= DATASET RECORDS =
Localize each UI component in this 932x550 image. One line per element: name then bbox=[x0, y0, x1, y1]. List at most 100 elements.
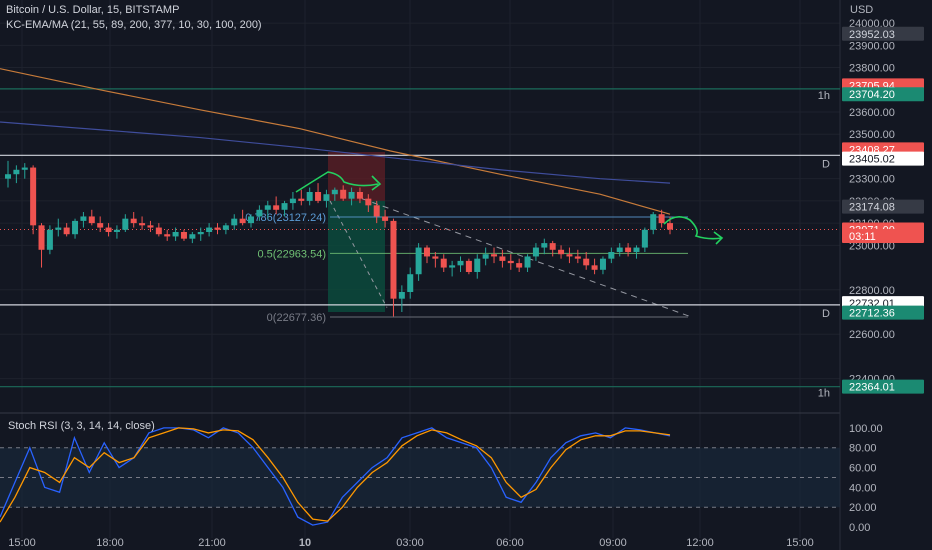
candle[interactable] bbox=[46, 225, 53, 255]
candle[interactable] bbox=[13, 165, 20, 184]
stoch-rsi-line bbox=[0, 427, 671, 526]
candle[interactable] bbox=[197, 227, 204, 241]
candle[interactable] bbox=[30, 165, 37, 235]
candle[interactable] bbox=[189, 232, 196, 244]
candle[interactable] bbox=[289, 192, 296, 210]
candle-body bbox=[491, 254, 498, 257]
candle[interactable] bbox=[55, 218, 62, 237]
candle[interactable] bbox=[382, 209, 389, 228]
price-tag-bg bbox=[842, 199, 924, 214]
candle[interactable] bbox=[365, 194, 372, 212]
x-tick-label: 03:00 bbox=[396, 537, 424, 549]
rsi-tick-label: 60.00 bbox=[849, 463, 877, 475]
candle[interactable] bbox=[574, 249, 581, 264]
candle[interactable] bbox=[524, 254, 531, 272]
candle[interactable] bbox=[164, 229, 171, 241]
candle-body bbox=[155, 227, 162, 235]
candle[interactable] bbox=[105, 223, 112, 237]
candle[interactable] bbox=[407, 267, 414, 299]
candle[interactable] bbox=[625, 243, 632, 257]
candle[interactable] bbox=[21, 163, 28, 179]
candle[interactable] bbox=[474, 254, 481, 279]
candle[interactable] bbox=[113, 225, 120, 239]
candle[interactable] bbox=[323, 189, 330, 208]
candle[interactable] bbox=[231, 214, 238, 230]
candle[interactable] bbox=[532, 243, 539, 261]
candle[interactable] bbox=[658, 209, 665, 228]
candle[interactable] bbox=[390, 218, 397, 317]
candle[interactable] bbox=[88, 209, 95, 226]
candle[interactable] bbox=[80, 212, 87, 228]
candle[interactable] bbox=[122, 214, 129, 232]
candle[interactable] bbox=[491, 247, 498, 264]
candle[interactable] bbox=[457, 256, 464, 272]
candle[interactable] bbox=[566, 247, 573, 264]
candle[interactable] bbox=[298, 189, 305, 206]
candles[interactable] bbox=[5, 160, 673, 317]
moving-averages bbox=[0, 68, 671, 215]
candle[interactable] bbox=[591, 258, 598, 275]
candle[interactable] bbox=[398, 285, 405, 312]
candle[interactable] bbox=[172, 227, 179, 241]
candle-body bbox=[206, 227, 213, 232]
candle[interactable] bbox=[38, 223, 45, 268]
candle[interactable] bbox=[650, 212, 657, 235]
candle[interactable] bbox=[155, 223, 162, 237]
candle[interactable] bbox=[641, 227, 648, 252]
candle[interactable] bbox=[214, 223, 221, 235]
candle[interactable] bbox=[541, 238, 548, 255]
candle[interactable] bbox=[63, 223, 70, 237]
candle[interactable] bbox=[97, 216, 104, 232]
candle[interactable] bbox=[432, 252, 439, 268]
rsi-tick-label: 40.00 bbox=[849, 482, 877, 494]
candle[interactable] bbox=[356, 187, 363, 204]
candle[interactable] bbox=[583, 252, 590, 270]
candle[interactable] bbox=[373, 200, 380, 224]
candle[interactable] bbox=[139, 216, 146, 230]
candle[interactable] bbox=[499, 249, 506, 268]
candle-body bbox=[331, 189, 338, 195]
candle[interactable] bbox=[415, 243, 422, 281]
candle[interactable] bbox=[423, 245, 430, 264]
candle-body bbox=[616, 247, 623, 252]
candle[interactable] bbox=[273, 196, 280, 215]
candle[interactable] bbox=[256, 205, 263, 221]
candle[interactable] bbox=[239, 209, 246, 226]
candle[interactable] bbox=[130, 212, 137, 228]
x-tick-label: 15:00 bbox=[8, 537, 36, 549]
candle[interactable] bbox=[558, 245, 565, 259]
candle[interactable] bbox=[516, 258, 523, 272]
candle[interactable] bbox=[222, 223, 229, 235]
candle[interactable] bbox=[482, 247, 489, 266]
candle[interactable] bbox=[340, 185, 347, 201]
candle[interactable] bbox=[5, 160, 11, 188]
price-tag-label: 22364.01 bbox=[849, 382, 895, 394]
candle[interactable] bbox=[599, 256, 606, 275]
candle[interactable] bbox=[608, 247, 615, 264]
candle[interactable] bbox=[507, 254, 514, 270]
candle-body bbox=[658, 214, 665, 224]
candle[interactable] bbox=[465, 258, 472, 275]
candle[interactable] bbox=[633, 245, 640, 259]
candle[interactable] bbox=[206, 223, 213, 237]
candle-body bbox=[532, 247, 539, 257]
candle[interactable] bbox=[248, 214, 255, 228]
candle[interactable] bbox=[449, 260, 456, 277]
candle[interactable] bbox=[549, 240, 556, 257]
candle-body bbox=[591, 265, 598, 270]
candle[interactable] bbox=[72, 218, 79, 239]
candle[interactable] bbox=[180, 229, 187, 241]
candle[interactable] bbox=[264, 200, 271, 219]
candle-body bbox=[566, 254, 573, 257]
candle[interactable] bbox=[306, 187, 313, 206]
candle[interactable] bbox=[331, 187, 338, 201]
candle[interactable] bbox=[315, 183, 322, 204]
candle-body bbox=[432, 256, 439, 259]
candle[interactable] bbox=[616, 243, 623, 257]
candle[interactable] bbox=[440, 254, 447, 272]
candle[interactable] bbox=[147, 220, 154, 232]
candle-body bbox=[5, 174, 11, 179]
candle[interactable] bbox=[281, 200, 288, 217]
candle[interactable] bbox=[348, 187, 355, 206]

= AIM =
Rewrite the records between the line holding "candle[interactable] bbox=[46, 225, 53, 255]" and the line holding "candle[interactable] bbox=[382, 209, 389, 228]", inclusive, with "stoch-rsi-line" replaced by "stochastic-rsi-line" and everything else left unchanged.

= EXERCISE ANSWER =
candle[interactable] bbox=[46, 225, 53, 255]
candle[interactable] bbox=[13, 165, 20, 184]
stochastic-rsi-line bbox=[0, 427, 671, 526]
candle[interactable] bbox=[197, 227, 204, 241]
candle[interactable] bbox=[30, 165, 37, 235]
candle[interactable] bbox=[189, 232, 196, 244]
candle[interactable] bbox=[289, 192, 296, 210]
candle-body bbox=[491, 254, 498, 257]
candle[interactable] bbox=[55, 218, 62, 237]
candle[interactable] bbox=[382, 209, 389, 228]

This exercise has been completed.